#### Material to process:
##############################
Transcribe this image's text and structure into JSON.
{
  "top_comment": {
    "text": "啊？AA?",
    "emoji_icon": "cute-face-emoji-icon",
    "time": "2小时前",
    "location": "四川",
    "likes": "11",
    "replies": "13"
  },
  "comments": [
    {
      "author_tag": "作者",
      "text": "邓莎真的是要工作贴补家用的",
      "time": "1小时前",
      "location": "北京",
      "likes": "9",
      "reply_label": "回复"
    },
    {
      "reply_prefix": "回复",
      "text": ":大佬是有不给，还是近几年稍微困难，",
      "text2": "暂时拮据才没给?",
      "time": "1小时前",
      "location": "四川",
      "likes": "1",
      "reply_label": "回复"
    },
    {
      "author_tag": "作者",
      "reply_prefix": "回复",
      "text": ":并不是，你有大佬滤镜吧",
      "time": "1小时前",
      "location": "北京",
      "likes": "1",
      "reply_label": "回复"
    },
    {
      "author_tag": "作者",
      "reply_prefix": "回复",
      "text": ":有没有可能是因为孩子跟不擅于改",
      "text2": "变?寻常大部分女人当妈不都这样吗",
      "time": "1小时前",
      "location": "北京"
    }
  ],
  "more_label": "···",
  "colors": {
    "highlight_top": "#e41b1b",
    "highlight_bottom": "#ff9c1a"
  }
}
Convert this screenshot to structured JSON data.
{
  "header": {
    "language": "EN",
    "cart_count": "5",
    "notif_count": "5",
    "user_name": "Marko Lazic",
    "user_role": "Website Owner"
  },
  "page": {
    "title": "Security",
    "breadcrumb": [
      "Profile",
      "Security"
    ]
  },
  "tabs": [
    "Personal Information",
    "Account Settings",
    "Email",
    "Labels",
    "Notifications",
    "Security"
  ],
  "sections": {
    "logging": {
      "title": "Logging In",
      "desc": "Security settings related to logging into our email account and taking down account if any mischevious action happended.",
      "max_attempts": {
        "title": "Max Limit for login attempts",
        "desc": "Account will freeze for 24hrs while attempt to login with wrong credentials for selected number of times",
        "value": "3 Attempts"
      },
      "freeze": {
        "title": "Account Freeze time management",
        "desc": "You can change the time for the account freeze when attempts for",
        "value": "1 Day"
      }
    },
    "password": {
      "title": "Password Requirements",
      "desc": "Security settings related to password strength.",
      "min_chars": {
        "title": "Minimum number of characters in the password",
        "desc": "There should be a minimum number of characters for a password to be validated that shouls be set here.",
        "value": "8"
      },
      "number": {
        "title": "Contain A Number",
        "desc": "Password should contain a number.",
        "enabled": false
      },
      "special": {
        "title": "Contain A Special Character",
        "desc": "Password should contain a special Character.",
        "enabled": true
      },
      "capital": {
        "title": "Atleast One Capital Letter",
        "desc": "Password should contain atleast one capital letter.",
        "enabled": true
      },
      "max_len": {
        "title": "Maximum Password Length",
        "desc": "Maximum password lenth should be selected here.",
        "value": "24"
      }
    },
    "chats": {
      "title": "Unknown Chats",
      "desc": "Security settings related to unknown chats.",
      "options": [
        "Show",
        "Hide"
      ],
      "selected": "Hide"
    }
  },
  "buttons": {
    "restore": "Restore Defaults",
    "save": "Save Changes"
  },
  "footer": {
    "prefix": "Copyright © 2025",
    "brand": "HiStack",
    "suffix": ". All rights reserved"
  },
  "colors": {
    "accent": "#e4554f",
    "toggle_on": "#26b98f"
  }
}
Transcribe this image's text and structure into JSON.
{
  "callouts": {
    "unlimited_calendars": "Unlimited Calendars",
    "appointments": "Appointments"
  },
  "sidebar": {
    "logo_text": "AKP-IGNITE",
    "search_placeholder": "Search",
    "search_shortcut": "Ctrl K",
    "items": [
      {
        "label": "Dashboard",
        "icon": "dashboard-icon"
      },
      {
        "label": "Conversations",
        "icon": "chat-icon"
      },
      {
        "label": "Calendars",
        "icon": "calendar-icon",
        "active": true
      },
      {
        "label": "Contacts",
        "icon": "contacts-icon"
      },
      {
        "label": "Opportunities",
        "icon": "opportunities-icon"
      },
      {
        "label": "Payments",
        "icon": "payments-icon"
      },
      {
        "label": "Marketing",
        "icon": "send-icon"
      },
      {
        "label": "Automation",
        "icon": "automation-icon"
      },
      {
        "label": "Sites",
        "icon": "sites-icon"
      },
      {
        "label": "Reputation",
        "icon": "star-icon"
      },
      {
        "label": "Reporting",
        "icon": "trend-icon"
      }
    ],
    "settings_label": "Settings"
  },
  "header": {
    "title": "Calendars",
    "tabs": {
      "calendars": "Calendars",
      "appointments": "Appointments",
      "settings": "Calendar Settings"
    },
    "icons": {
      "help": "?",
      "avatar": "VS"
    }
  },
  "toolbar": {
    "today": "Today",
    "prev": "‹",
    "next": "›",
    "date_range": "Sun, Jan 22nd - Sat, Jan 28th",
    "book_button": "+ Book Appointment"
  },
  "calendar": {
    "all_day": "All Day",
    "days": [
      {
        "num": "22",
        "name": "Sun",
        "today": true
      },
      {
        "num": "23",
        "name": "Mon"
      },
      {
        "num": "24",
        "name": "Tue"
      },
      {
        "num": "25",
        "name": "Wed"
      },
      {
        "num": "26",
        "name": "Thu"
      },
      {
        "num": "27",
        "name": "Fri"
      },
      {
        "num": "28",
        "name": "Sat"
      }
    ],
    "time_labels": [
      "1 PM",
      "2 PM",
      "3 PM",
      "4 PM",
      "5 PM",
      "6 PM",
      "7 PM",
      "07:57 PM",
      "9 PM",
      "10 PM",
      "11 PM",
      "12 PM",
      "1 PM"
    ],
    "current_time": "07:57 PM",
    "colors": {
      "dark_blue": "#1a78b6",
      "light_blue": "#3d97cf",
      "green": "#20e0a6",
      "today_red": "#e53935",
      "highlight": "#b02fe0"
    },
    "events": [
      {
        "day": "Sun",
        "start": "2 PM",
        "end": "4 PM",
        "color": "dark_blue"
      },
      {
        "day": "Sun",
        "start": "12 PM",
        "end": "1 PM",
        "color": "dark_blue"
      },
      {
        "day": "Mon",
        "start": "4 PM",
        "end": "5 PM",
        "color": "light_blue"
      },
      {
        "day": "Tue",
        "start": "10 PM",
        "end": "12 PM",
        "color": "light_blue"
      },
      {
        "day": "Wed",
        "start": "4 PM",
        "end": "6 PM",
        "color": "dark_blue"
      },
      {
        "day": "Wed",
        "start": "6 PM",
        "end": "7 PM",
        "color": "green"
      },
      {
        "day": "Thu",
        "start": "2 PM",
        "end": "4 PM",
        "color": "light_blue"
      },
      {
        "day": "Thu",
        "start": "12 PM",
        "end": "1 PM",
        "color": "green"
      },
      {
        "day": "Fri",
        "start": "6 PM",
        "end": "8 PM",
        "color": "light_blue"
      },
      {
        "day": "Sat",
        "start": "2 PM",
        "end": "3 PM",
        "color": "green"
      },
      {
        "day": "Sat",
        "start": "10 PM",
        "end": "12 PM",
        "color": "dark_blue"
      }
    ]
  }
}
##############################
#### Exercise objective:
Output all of the material, please, exactly as it stands.

#### Written answer:
Transcribe this image's text and structure into JSON.
{
  "top_comment": {
    "text": "啊？AA?",
    "emoji_icon": "cute-face-emoji-icon",
    "time": "2小时前",
    "location": "四川",
    "likes": "11",
    "replies": "13"
  },
  "comments": [
    {
      "author_tag": "作者",
      "text": "邓莎真的是要工作贴补家用的",
      "time": "1小时前",
      "location": "北京",
      "likes": "9",
      "reply_label": "回复"
    },
    {
      "reply_prefix": "回复",
      "text": ":大佬是有不给，还是近几年稍微困难，",
      "text2": "暂时拮据才没给?",
      "time": "1小时前",
      "location": "四川",
      "likes": "1",
      "reply_label": "回复"
    },
    {
      "author_tag": "作者",
      "reply_prefix": "回复",
      "text": ":并不是，你有大佬滤镜吧",
      "time": "1小时前",
      "location": "北京",
      "likes": "1",
      "reply_label": "回复"
    },
    {
      "author_tag": "作者",
      "reply_prefix": "回复",
      "text": ":有没有可能是因为孩子跟不擅于改",
      "text2": "变?寻常大部分女人当妈不都这样吗",
      "time": "1小时前",
      "location": "北京"
    }
  ],
  "more_label": "···",
  "colors": {
    "highlight_top": "#e41b1b",
    "highlight_bottom": "#ff9c1a"
  }
}
Convert this screenshot to structured JSON data.
{
  "header": {
    "language": "EN",
    "cart_count": "5",
    "notif_count": "5",
    "user_name": "Marko Lazic",
    "user_role": "Website Owner"
  },
  "page": {
    "title": "Security",
    "breadcrumb": [
      "Profile",
      "Security"
    ]
  },
  "tabs": [
    "Personal Information",
    "Account Settings",
    "Email",
    "Labels",
    "Notifications",
    "Security"
  ],
  "sections": {
    "logging": {
      "title": "Logging In",
      "desc": "Security settings related to logging into our email account and taking down account if any mischevious action happended.",
      "max_attempts": {
        "title": "Max Limit for login attempts",
        "desc": "Account will freeze for 24hrs while attempt to login with wrong credentials for selected number of times",
        "value": "3 Attempts"
      },
      "freeze": {
        "title": "Account Freeze time management",
        "desc": "You can change the time for the account freeze when attempts for",
        "value": "1 Day"
      }
    },
    "password": {
      "title": "Password Requirements",
      "desc": "Security settings related to password strength.",
      "min_chars": {
        "title": "Minimum number of characters in the password",
        "desc": "There should be a minimum number of characters for a password to be validated that shouls be set here.",
        "value": "8"
      },
      "number": {
        "title": "Contain A Number",
        "desc": "Password should contain a number.",
        "enabled": false
      },
      "special": {
        "title": "Contain A Special Character",
        "desc": "Password should contain a special Character.",
        "enabled": true
      },
      "capital": {
        "title": "Atleast One Capital Letter",
        "desc": "Password should contain atleast one capital letter.",
        "enabled": true
      },
      "max_len": {
        "title": "Maximum Password Length",
        "desc": "Maximum password lenth should be selected here.",
        "value": "24"
      }
    },
    "chats": {
      "title": "Unknown Chats",
      "desc": "Security settings related to unknown chats.",
      "options": [
        "Show",
        "Hide"
      ],
      "selected": "Hide"
    }
  },
  "buttons": {
    "restore": "Restore Defaults",
    "save": "Save Changes"
  },
  "footer": {
    "prefix": "Copyright © 2025",
    "brand": "HiStack",
    "suffix": ". All rights reserved"
  },
  "colors": {
    "accent": "#e4554f",
    "toggle_on": "#26b98f"
  }
}
Transcribe this image's text and structure into JSON.
{
  "callouts": {
    "unlimited_calendars": "Unlimited Calendars",
    "appointments": "Appointments"
  },
  "sidebar": {
    "logo_text": "AKP-IGNITE",
    "search_placeholder": "Search",
    "search_shortcut": "Ctrl K",
    "items": [
      {
        "label": "Dashboard",
        "icon": "dashboard-icon"
      },
      {
        "label": "Conversations",
        "icon": "chat-icon"
      },
      {
        "label": "Calendars",
        "icon": "calendar-icon",
        "active": true
      },
      {
        "label": "Contacts",
        "icon": "contacts-icon"
      },
      {
        "label": "Opportunities",
        "icon": "opportunities-icon"
      },
      {
        "label": "Payments",
        "icon": "payments-icon"
      },
      {
        "label": "Marketing",
        "icon": "send-icon"
      },
      {
        "label": "Automation",
        "icon": "automation-icon"
      },
      {
        "label": "Sites",
        "icon": "sites-icon"
      },
      {
        "label": "Reputation",
        "icon": "star-icon"
      },
      {
        "label": "Reporting",
        "icon": "trend-icon"
      }
    ],
    "settings_label": "Settings"
  },
  "header": {
    "title": "Calendars",
    "tabs": {
      "calendars": "Calendars",
      "appointments": "Appointments",
      "settings": "Calendar Settings"
    },
    "icons": {
      "help": "?",
      "avatar": "VS"
    }
  },
  "toolbar": {
    "today": "Today",
    "prev": "‹",
    "next": "›",
    "date_range": "Sun, Jan 22nd - Sat, Jan 28th",
    "book_button": "+ Book Appointment"
  },
  "calendar": {
    "all_day": "All Day",
    "days": [
      {
        "num": "22",
        "name": "Sun",
        "today": true
      },
      {
        "num": "23",
        "name": "Mon"
      },
      {
        "num": "24",
        "name": "Tue"
      },
      {
        "num": "25",
        "name": "Wed"
      },
      {
        "num": "26",
        "name": "Thu"
      },
      {
        "num": "27",
        "name": "Fri"
      },
      {
        "num": "28",
        "name": "Sat"
      }
    ],
    "time_labels": [
      "1 PM",
      "2 PM",
      "3 PM",
      "4 PM",
      "5 PM",
      "6 PM",
      "7 PM",
      "07:57 PM",
      "9 PM",
      "10 PM",
      "11 PM",
      "12 PM",
      "1 PM"
    ],
    "current_time": "07:57 PM",
    "colors": {
      "dark_blue": "#1a78b6",
      "light_blue": "#3d97cf",
      "green": "#20e0a6",
      "today_red": "#e53935",
      "highlight": "#b02fe0"
    },
    "events": [
      {
        "day": "Sun",
        "start": "2 PM",
        "end": "4 PM",
        "color": "dark_blue"
      },
      {
        "day": "Sun",
        "start": "12 PM",
        "end": "1 PM",
        "color": "dark_blue"
      },
      {
        "day": "Mon",
        "start": "4 PM",
        "end": "5 PM",
        "color": "light_blue"
      },
      {
        "day": "Tue",
        "start": "10 PM",
        "end": "12 PM",
        "color": "light_blue"
      },
      {
        "day": "Wed",
        "start": "4 PM",
        "end": "6 PM",
        "color": "dark_blue"
      },
      {
        "day": "Wed",
        "start": "6 PM",
        "end": "7 PM",
        "color": "green"
      },
      {
        "day": "Thu",
        "start": "2 PM",
        "end": "4 PM",
        "color": "light_blue"
      },
      {
        "day": "Thu",
        "start": "12 PM",
        "end": "1 PM",
        "color": "green"
      },
      {
        "day": "Fri",
        "start": "6 PM",
        "end": "8 PM",
        "color": "light_blue"
      },
      {
        "day": "Sat",
        "start": "2 PM",
        "end": "3 PM",
        "color": "green"
      },
      {
        "day": "Sat",
        "start": "10 PM",
        "end": "12 PM",
        "color": "dark_blue"
      }
    ]
  }
}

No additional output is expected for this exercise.